### TASK DIRECTIONS
Every entry must be given again exactly.

═════ GIVEN RECORDS

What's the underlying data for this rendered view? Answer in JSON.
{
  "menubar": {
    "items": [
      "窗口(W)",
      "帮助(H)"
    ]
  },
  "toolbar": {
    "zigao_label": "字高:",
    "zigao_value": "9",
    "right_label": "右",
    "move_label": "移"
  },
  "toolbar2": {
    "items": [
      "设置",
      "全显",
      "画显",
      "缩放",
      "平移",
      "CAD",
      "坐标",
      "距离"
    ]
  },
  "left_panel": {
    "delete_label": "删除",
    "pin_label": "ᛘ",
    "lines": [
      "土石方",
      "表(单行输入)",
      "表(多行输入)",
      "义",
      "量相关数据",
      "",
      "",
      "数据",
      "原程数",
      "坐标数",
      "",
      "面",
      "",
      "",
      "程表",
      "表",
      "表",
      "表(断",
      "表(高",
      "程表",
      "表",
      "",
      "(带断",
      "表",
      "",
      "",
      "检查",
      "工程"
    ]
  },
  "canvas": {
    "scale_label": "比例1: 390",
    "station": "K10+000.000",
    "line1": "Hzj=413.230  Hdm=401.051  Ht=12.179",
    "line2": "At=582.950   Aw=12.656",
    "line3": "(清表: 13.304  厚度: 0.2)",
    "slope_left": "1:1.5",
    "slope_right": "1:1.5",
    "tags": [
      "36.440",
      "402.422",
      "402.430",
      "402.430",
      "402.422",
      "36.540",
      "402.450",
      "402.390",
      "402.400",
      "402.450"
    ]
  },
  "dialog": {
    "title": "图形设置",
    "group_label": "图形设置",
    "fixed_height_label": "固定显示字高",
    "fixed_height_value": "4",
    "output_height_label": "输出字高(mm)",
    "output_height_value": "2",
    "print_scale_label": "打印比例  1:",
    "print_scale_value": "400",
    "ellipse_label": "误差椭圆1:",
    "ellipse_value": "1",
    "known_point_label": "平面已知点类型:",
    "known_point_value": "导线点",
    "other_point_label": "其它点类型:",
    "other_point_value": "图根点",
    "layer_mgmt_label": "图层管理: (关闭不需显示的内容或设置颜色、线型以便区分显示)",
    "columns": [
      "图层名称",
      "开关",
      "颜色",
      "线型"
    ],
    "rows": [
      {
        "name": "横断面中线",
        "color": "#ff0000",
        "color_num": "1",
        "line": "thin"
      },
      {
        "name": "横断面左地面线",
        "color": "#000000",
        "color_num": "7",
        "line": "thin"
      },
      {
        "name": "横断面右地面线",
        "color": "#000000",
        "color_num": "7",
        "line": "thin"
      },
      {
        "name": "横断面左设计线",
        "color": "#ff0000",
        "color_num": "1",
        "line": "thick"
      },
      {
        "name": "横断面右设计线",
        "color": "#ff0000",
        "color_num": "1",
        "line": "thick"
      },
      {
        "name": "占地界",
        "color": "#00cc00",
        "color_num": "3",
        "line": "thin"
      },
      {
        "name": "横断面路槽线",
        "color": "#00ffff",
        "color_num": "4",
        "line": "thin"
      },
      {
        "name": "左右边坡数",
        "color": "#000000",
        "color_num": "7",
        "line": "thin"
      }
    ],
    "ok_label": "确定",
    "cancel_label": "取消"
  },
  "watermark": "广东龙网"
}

══════════

### FINISHED TASK
What's the underlying data for this rendered view? Answer in JSON.
{
  "menubar": {
    "items": [
      "窗口(W)",
      "帮助(H)"
    ]
  },
  "toolbar": {
    "zigao_label": "字高:",
    "zigao_value": "9",
    "right_label": "右",
    "move_label": "移"
  },
  "toolbar2": {
    "items": [
      "设置",
      "全显",
      "画显",
      "缩放",
      "平移",
      "CAD",
      "坐标",
      "距离"
    ]
  },
  "left_panel": {
    "delete_label": "删除",
    "pin_label": "ᛘ",
    "lines": [
      "土石方",
      "表(单行输入)",
      "表(多行输入)",
      "义",
      "量相关数据",
      "",
      "",
      "数据",
      "原程数",
      "坐标数",
      "",
      "面",
      "",
      "",
      "程表",
      "表",
      "表",
      "表(断",
      "表(高",
      "程表",
      "表",
      "",
      "(带断",
      "表",
      "",
      "",
      "检查",
      "工程"
    ]
  },
  "canvas": {
    "scale_label": "比例1: 390",
    "station": "K10+000.000",
    "line1": "Hzj=413.230  Hdm=401.051  Ht=12.179",
    "line2": "At=582.950   Aw=12.656",
    "line3": "(清表: 13.304  厚度: 0.2)",
    "slope_left": "1:1.5",
    "slope_right": "1:1.5",
    "tags": [
      "36.440",
      "402.422",
      "402.430",
      "402.430",
      "402.422",
      "36.540",
      "402.450",
      "402.390",
      "402.400",
      "402.450"
    ]
  },
  "dialog": {
    "title": "图形设置",
    "group_label": "图形设置",
    "fixed_height_label": "固定显示字高",
    "fixed_height_value": "4",
    "output_height_label": "输出字高(mm)",
    "output_height_value": "2",
    "print_scale_label": "打印比例  1:",
    "print_scale_value": "400",
    "ellipse_label": "误差椭圆1:",
    "ellipse_value": "1",
    "known_point_label": "平面已知点类型:",
    "known_point_value": "导线点",
    "other_point_label": "其它点类型:",
    "other_point_value": "图根点",
    "layer_mgmt_label": "图层管理: (关闭不需显示的内容或设置颜色、线型以便区分显示)",
    "columns": [
      "图层名称",
      "开关",
      "颜色",
      "线型"
    ],
    "rows": [
      {
        "name": "横断面中线",
        "color": "#ff0000",
        "color_num": "1",
        "line": "thin"
      },
      {
        "name": "横断面左地面线",
        "color": "#000000",
        "color_num": "7",
        "line": "thin"
      },
      {
        "name": "横断面右地面线",
        "color": "#000000",
        "color_num": "7",
        "line": "thin"
      },
      {
        "name": "横断面左设计线",
        "color": "#ff0000",
        "color_num": "1",
        "line": "thick"
      },
      {
        "name": "横断面右设计线",
        "color": "#ff0000",
        "color_num": "1",
        "line": "thick"
      },
      {
        "name": "占地界",
        "color": "#00cc00",
        "color_num": "3",
        "line": "thin"
      },
      {
        "name": "横断面路槽线",
        "color": "#00ffff",
        "color_num": "4",
        "line": "thin"
      },
      {
        "name": "左右边坡数",
        "color": "#000000",
        "color_num": "7",
        "line": "thin"
      }
    ],
    "ok_label": "确定",
    "cancel_label": "取消"
  },
  "watermark": "广东龙网"
}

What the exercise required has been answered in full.